═════ ENTRIES SUPPLIED ═════
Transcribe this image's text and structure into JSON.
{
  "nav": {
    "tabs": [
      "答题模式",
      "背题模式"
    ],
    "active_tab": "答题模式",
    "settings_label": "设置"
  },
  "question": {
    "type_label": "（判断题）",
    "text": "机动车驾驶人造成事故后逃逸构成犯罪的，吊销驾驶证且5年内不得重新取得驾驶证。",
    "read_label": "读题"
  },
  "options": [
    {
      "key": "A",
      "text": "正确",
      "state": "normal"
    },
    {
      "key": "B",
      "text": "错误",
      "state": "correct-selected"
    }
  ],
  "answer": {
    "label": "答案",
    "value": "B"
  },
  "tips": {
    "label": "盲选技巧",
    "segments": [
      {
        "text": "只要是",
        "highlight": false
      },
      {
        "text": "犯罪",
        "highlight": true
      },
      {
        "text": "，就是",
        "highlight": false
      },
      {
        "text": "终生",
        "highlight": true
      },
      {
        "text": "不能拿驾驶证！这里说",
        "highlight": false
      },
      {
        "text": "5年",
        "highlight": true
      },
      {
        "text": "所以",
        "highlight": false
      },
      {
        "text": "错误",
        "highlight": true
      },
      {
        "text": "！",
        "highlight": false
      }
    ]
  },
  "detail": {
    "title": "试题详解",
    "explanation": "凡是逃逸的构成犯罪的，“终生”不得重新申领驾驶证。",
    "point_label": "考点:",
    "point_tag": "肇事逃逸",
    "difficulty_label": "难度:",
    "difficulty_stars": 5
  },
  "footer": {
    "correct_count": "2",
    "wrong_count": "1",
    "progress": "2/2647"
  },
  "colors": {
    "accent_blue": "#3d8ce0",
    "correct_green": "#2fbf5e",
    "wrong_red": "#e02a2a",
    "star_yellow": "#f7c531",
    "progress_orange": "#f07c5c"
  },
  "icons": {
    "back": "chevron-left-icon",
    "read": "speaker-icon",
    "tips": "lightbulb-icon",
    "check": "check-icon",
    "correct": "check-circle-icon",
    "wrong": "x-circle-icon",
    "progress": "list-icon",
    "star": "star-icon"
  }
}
═════
● WORK REQUIRED
Copy out the material above in its entirety. Every detail must match.

● TASK OUTPUT
Transcribe this image's text and structure into JSON.
{
  "nav": {
    "tabs": [
      "答题模式",
      "背题模式"
    ],
    "active_tab": "答题模式",
    "settings_label": "设置"
  },
  "question": {
    "type_label": "（判断题）",
    "text": "机动车驾驶人造成事故后逃逸构成犯罪的，吊销驾驶证且5年内不得重新取得驾驶证。",
    "read_label": "读题"
  },
  "options": [
    {
      "key": "A",
      "text": "正确",
      "state": "normal"
    },
    {
      "key": "B",
      "text": "错误",
      "state": "correct-selected"
    }
  ],
  "answer": {
    "label": "答案",
    "value": "B"
  },
  "tips": {
    "label": "盲选技巧",
    "segments": [
      {
        "text": "只要是",
        "highlight": false
      },
      {
        "text": "犯罪",
        "highlight": true
      },
      {
        "text": "，就是",
        "highlight": false
      },
      {
        "text": "终生",
        "highlight": true
      },
      {
        "text": "不能拿驾驶证！这里说",
        "highlight": false
      },
      {
        "text": "5年",
        "highlight": true
      },
      {
        "text": "所以",
        "highlight": false
      },
      {
        "text": "错误",
        "highlight": true
      },
      {
        "text": "！",
        "highlight": false
      }
    ]
  },
  "detail": {
    "title": "试题详解",
    "explanation": "凡是逃逸的构成犯罪的，“终生”不得重新申领驾驶证。",
    "point_label": "考点:",
    "point_tag": "肇事逃逸",
    "difficulty_label": "难度:",
    "difficulty_stars": 5
  },
  "footer": {
    "correct_count": "2",
    "wrong_count": "1",
    "progress": "2/2647"
  },
  "colors": {
    "accent_blue": "#3d8ce0",
    "correct_green": "#2fbf5e",
    "wrong_red": "#e02a2a",
    "star_yellow": "#f7c531",
    "progress_orange": "#f07c5c"
  },
  "icons": {
    "back": "chevron-left-icon",
    "read": "speaker-icon",
    "tips": "lightbulb-icon",
    "check": "check-icon",
    "correct": "check-circle-icon",
    "wrong": "x-circle-icon",
    "progress": "list-icon",
    "star": "star-icon"
  }
}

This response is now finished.